** begin EXTRACTED RECORDS **

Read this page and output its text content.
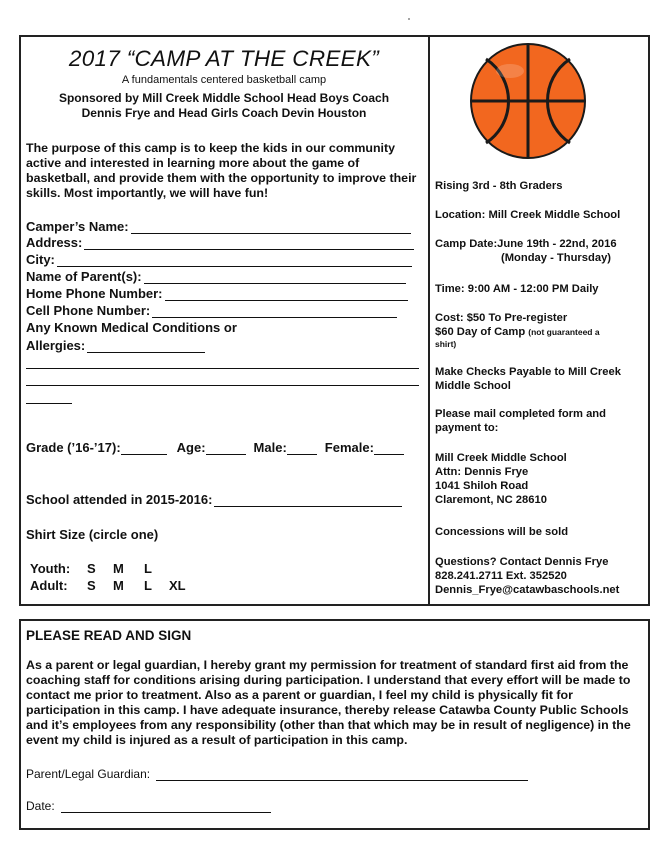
2017 “CAMP AT THE CREEK”
A fundamentals centered basketball camp
Sponsored by Mill Creek Middle School Head Boys Coach
Dennis Frye and Head Girls Coach Devin Houston
The purpose of this camp is to keep the kids in our community active and interested in learning more about the game of basketball, and provide them with the opportunity to improve their skills. Most importantly, we will have fun!
Camper’s Name:
Address:
City:
Name of Parent(s):
Home Phone Number:
Cell Phone Number:
Any Known Medical Conditions or
Allergies:
Grade (’16-’17):	Age:	Male:	Female:
School attended in 2015-2016:
Shirt Size (circle one)
Youth:	S	M	L
Adult:	S	M	L	XL
Rising 3rd - 8th Graders
Location: Mill Creek Middle School
Camp Date:June 19th - 22nd, 2016
(Monday - Thursday)
Time: 9:00 AM - 12:00 PM Daily
Cost: $50 To Pre-register
$60 Day of Camp (not guaranteed a
shirt)
Make Checks Payable to Mill Creek
Middle School
Please mail completed form and
payment to:
Mill Creek Middle School
Attn: Dennis Frye
1041 Shiloh Road
Claremont, NC 28610
Concessions will be sold
Questions? Contact Dennis Frye
828.241.2711 Ext. 352520
Dennis_Frye@catawbaschools.net
PLEASE READ AND SIGN
As a parent or legal guardian, I hereby grant my permission for treatment of standard first aid from the coaching staff for conditions arising during participation. I understand that every effort will be made to contact me prior to treatment. Also as a parent or guardian, I feel my child is physically fit for participation in this camp. I have adequate insurance, thereby release Catawba County Public Schools and it’s employees from any responsibility (other than that which may be in result of negligence) in the event my child is injured as a result of participation in this camp.
Parent/Legal Guardian:
Date:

** end EXTRACTED RECORDS **

# SET PROBLEM
Output every entry verbatim. Pictures do not belong in the copy.

# ANSWER FOR THIS EXERCISE
Read this page and output its text content.
2017 “CAMP AT THE CREEK”
A fundamentals centered basketball camp
Sponsored by Mill Creek Middle School Head Boys Coach
Dennis Frye and Head Girls Coach Devin Houston
The purpose of this camp is to keep the kids in our community active and interested in learning more about the game of basketball, and provide them with the opportunity to improve their skills. Most importantly, we will have fun!
Camper’s Name:
Address:
City:
Name of Parent(s):
Home Phone Number:
Cell Phone Number:
Any Known Medical Conditions or
Allergies:
Grade (’16-’17):	Age:	Male:	Female:
School attended in 2015-2016:
Shirt Size (circle one)
Youth:	S	M	L
Adult:	S	M	L	XL
Rising 3rd - 8th Graders
Location: Mill Creek Middle School
Camp Date:June 19th - 22nd, 2016
(Monday - Thursday)
Time: 9:00 AM - 12:00 PM Daily
Cost: $50 To Pre-register
$60 Day of Camp (not guaranteed a
shirt)
Make Checks Payable to Mill Creek
Middle School
Please mail completed form and
payment to:
Mill Creek Middle School
Attn: Dennis Frye
1041 Shiloh Road
Claremont, NC 28610
Concessions will be sold
Questions? Contact Dennis Frye
828.241.2711 Ext. 352520
Dennis_Frye@catawbaschools.net
PLEASE READ AND SIGN
As a parent or legal guardian, I hereby grant my permission for treatment of standard first aid from the coaching staff for conditions arising during participation. I understand that every effort will be made to contact me prior to treatment. Also as a parent or guardian, I feel my child is physically fit for participation in this camp. I have adequate insurance, thereby release Catawba County Public Schools and it’s employees from any responsibility (other than that which may be in result of negligence) in the event my child is injured as a result of participation in this camp.
Parent/Legal Guardian:
Date:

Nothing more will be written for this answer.